* BEGIN SUPPLIED MATERIAL *

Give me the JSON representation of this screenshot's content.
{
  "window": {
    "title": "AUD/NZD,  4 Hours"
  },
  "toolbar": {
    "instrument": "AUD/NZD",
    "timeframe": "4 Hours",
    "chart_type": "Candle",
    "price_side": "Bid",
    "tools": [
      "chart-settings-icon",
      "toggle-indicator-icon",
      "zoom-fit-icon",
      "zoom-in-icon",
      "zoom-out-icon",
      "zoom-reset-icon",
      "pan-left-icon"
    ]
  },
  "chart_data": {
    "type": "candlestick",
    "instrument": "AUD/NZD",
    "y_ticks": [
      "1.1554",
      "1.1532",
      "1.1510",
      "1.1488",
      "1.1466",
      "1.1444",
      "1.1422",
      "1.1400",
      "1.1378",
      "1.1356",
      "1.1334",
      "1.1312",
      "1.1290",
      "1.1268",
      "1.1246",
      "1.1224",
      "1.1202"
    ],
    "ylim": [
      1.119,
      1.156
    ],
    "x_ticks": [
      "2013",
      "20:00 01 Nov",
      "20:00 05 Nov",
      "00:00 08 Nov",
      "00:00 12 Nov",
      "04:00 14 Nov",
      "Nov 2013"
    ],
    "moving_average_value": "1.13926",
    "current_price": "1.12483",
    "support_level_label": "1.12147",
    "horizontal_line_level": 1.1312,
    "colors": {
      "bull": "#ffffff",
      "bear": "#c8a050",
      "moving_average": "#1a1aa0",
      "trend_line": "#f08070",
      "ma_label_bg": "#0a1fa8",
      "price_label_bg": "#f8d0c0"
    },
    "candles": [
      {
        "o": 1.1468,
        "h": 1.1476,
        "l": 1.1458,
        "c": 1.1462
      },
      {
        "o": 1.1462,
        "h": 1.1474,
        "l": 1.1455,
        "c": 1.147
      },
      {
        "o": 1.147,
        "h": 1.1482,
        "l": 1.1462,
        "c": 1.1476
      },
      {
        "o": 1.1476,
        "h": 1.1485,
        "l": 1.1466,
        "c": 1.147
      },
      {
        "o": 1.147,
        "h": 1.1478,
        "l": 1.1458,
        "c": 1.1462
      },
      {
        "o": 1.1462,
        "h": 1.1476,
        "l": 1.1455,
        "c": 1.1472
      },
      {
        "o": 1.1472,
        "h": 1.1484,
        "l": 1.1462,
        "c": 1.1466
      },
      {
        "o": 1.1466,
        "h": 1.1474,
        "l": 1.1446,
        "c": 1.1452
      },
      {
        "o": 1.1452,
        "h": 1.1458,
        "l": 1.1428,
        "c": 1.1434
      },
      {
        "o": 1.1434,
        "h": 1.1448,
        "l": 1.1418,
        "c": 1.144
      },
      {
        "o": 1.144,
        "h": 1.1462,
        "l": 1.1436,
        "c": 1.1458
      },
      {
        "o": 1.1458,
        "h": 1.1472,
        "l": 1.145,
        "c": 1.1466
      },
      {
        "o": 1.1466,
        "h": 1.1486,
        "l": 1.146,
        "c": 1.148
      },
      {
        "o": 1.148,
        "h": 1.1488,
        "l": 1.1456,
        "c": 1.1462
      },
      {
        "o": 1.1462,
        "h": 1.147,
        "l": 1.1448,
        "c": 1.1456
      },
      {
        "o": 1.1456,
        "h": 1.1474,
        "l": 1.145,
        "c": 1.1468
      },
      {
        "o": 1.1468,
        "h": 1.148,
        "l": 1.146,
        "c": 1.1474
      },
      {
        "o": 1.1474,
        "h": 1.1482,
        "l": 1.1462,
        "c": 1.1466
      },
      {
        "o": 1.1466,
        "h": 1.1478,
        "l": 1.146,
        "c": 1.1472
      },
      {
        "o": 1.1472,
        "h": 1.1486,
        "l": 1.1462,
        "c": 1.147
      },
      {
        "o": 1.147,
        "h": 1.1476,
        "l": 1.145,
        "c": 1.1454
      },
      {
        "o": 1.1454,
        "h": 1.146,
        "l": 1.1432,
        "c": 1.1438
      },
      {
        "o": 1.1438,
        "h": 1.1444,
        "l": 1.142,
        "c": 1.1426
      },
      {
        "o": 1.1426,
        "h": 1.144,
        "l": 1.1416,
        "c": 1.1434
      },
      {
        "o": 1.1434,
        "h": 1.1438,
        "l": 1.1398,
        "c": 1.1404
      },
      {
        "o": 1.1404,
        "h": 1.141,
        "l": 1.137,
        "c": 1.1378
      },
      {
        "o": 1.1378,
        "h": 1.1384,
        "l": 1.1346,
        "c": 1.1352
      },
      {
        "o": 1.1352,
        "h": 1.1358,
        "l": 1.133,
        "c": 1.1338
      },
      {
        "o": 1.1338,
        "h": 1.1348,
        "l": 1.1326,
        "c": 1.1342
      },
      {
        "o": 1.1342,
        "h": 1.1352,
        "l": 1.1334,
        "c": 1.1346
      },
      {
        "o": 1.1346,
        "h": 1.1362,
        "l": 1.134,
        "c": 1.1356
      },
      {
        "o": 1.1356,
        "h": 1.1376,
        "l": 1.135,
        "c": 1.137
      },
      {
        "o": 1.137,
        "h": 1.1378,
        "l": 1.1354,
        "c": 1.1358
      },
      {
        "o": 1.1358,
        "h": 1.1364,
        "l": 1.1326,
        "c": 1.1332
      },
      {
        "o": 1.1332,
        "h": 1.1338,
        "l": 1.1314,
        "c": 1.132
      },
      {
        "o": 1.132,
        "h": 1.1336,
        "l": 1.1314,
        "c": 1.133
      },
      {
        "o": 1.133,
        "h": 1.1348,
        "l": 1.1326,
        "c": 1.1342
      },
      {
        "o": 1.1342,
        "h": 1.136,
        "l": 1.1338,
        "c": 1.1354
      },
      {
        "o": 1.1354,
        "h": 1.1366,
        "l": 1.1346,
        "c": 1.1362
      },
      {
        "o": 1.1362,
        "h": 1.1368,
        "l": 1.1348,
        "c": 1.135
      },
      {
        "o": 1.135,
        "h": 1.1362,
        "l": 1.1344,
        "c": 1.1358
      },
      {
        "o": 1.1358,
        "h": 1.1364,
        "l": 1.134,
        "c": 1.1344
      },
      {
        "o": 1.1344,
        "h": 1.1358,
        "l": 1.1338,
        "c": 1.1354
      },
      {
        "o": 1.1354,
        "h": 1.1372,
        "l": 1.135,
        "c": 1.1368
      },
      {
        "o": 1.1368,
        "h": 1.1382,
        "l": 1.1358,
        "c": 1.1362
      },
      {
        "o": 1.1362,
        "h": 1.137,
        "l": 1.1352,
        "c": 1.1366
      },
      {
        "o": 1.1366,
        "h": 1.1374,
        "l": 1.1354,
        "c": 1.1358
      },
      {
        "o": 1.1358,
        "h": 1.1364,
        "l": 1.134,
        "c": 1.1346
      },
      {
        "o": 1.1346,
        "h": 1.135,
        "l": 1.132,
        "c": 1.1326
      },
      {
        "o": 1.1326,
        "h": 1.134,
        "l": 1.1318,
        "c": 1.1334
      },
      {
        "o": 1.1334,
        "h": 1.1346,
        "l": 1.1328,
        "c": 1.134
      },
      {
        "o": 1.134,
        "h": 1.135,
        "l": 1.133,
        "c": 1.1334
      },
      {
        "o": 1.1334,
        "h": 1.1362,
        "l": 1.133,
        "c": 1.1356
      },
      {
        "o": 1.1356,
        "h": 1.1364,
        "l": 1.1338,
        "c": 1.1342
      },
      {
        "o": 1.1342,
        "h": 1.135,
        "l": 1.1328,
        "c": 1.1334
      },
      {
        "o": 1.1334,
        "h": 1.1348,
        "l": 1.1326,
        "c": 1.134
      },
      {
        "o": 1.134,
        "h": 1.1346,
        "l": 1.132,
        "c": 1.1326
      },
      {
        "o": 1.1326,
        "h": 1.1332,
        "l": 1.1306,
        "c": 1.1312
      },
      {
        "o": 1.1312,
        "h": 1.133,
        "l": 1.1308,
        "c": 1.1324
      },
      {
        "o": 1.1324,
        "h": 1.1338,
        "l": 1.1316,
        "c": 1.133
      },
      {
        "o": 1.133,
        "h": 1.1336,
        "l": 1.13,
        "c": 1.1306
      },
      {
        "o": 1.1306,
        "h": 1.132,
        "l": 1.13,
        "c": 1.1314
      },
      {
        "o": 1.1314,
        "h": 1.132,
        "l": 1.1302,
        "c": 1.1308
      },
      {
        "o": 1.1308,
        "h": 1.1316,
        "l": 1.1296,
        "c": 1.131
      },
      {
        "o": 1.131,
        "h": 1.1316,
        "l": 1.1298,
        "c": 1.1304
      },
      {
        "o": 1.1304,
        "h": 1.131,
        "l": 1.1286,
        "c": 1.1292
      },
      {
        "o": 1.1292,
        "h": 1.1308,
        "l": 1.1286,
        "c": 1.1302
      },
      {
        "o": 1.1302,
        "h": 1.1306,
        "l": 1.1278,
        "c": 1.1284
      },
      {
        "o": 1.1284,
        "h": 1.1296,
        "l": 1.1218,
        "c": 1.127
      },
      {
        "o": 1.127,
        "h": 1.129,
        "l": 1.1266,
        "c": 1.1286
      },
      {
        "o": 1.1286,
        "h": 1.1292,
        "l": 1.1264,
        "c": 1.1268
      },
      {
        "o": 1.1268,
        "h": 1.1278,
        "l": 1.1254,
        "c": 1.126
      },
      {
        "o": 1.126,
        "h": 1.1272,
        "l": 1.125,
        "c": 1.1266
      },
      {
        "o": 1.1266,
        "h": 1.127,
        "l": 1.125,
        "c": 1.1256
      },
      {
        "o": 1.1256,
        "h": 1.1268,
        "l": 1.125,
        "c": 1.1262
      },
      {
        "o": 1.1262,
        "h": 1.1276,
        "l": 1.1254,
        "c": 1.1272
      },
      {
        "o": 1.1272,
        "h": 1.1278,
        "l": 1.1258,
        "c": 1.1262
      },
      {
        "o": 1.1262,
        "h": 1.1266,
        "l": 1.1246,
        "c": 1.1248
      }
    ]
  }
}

* END SUPPLIED MATERIAL *

[EXERCISE DESCRIPTION]
Report all lines of the data above that include the string "icon".

[SOLUTION TO THE EXERCISE]
      "chart-settings-icon",
      "toggle-indicator-icon",
      "zoom-fit-icon",
      "zoom-in-icon",
      "zoom-out-icon",
      "zoom-reset-icon",
      "pan-left-icon"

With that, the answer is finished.